#### Written problem
Copy each line below in which the string "this" occurs.

## begin Data

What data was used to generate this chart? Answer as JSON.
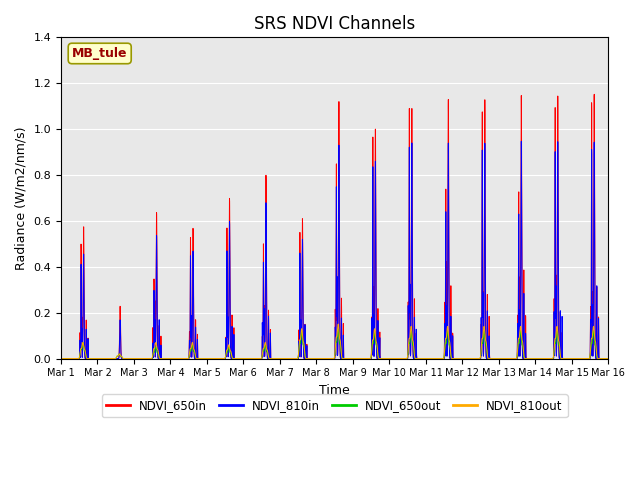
{
  "title": "SRS NDVI Channels",
  "xlabel": "Time",
  "ylabel": "Radiance (W/m2/nm/s)",
  "annotation": "MB_tule",
  "ylim": [
    0,
    1.4
  ],
  "background_color": "#e8e8e8",
  "legend": [
    {
      "label": "NDVI_650in",
      "color": "#ff0000"
    },
    {
      "label": "NDVI_810in",
      "color": "#0000ff"
    },
    {
      "label": "NDVI_650out",
      "color": "#00cc00"
    },
    {
      "label": "NDVI_810out",
      "color": "#ffaa00"
    }
  ],
  "n_days": 15,
  "peaks_650in": [
    0.58,
    0.23,
    0.64,
    0.57,
    0.7,
    0.8,
    0.61,
    1.12,
    1.0,
    1.09,
    1.13,
    1.13,
    1.15,
    1.15,
    1.16
  ],
  "peaks_810in": [
    0.46,
    0.17,
    0.54,
    0.47,
    0.6,
    0.68,
    0.52,
    0.93,
    0.86,
    0.94,
    0.94,
    0.94,
    0.95,
    0.95,
    0.95
  ],
  "peaks_650out": [
    0.07,
    0.02,
    0.05,
    0.06,
    0.05,
    0.06,
    0.12,
    0.13,
    0.12,
    0.12,
    0.12,
    0.12,
    0.12,
    0.12,
    0.12
  ],
  "peaks_810out": [
    0.07,
    0.02,
    0.07,
    0.07,
    0.06,
    0.07,
    0.13,
    0.15,
    0.13,
    0.14,
    0.14,
    0.14,
    0.14,
    0.14,
    0.14
  ],
  "secondary_peaks_650in": [
    0.51,
    0.0,
    0.35,
    0.53,
    0.57,
    0.5,
    0.55,
    0.85,
    0.97,
    1.1,
    0.75,
    1.1,
    0.75,
    1.14,
    1.15
  ],
  "secondary_peaks_810in": [
    0.42,
    0.0,
    0.3,
    0.45,
    0.47,
    0.42,
    0.46,
    0.75,
    0.84,
    0.93,
    0.65,
    0.93,
    0.65,
    0.94,
    0.94
  ]
}
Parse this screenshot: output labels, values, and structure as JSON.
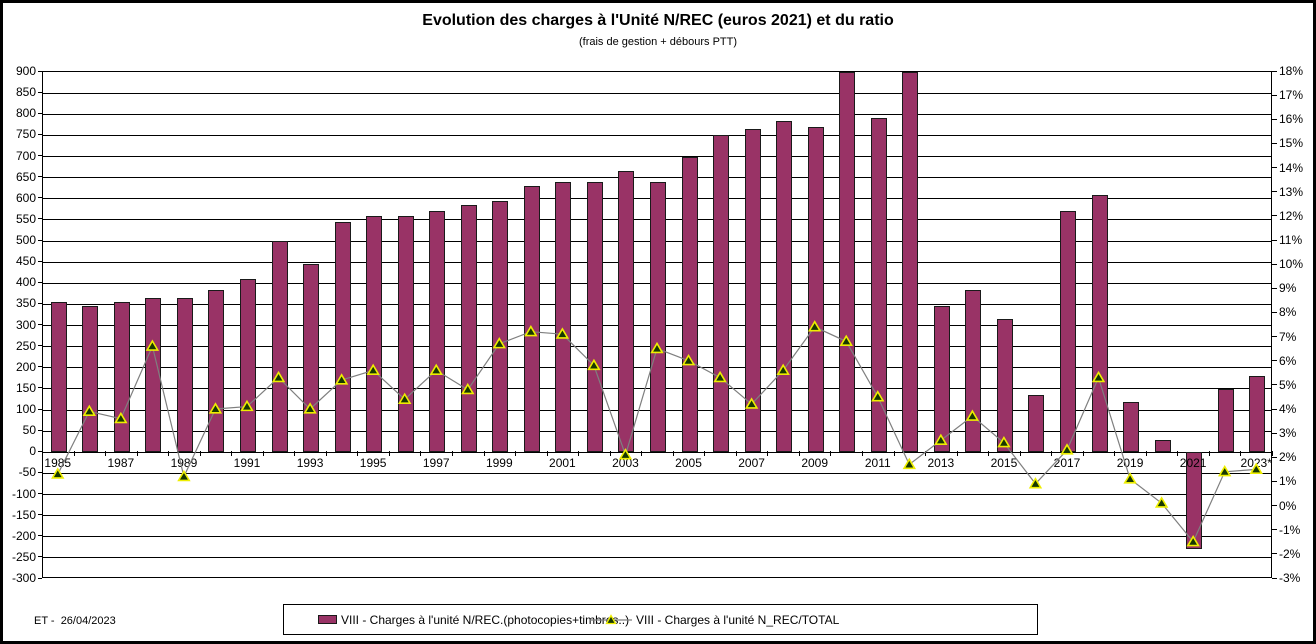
{
  "header": {
    "title": "Evolution des charges à l'Unité N/REC (euros 2021) et du ratio",
    "subtitle": "(frais de gestion + débours PTT)"
  },
  "footer": {
    "stamp": "ET -  26/04/2023"
  },
  "legend": {
    "bars_label": "VIII - Charges à l'unité N/REC.(photocopies+timbres..)",
    "line_label": "VIII - Charges à l'unité N_REC/TOTAL"
  },
  "colors": {
    "bar_fill": "#993366",
    "bar_border": "#1a1a1a",
    "line": "#7f7f7f",
    "marker_fill": "#173800",
    "marker_border": "#eeee00",
    "grid": "#000000"
  },
  "chart_data": {
    "type": "bar",
    "subtype": "bar+line combo, dual axis",
    "title": "Evolution des charges à l'Unité N/REC (euros 2021) et du ratio",
    "subtitle": "(frais de gestion + débours PTT)",
    "x": [
      1985,
      1986,
      1987,
      1988,
      1989,
      1990,
      1991,
      1992,
      1993,
      1994,
      1995,
      1996,
      1997,
      1998,
      1999,
      2000,
      2001,
      2002,
      2003,
      2004,
      2005,
      2006,
      2007,
      2008,
      2009,
      2010,
      2011,
      2012,
      2013,
      2014,
      2015,
      2016,
      2017,
      2018,
      2019,
      2020,
      2021,
      2022,
      2023
    ],
    "x_tick_labels": [
      "1985",
      "1987",
      "1989",
      "1991",
      "1993",
      "1995",
      "1997",
      "1999",
      "2001",
      "2003",
      "2005",
      "2007",
      "2009",
      "2011",
      "2013",
      "2015",
      "2017",
      "2019",
      "2021",
      "2023*"
    ],
    "series": [
      {
        "name": "VIII - Charges à l'unité N/REC.(photocopies+timbres..)",
        "type": "bar",
        "axis": "left",
        "values": [
          355,
          345,
          355,
          365,
          365,
          385,
          410,
          500,
          445,
          545,
          560,
          560,
          570,
          585,
          595,
          630,
          640,
          640,
          665,
          640,
          700,
          750,
          765,
          785,
          770,
          900,
          790,
          900,
          345,
          385,
          315,
          135,
          570,
          610,
          120,
          30,
          -230,
          150,
          180
        ]
      },
      {
        "name": "VIII - Charges à l'unité N_REC/TOTAL",
        "type": "line",
        "axis": "right",
        "unit": "%",
        "values": [
          1.3,
          3.9,
          3.6,
          6.6,
          1.2,
          4.0,
          4.1,
          5.3,
          4.0,
          5.2,
          5.6,
          4.4,
          5.6,
          4.8,
          6.7,
          7.2,
          7.1,
          5.8,
          2.1,
          6.5,
          6.0,
          5.3,
          4.2,
          5.6,
          7.4,
          6.8,
          4.5,
          1.7,
          2.7,
          3.7,
          2.6,
          0.9,
          2.3,
          5.3,
          1.1,
          0.1,
          -1.5,
          1.4,
          1.5
        ]
      }
    ],
    "left_axis": {
      "min": -300,
      "max": 900,
      "step": 50
    },
    "right_axis": {
      "min": -3,
      "max": 18,
      "step": 1,
      "format": "percent"
    },
    "grid": "horizontal gridlines at every left-axis step",
    "legend_position": "bottom",
    "notes": "Bars for 2010 and 2012 exceed the axis maximum and are clipped at 900."
  }
}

## end Data

#### Result
What data was used to generate this chart? Answer as JSON.
Parse this screenshot: output labels, values, and structure as JSON.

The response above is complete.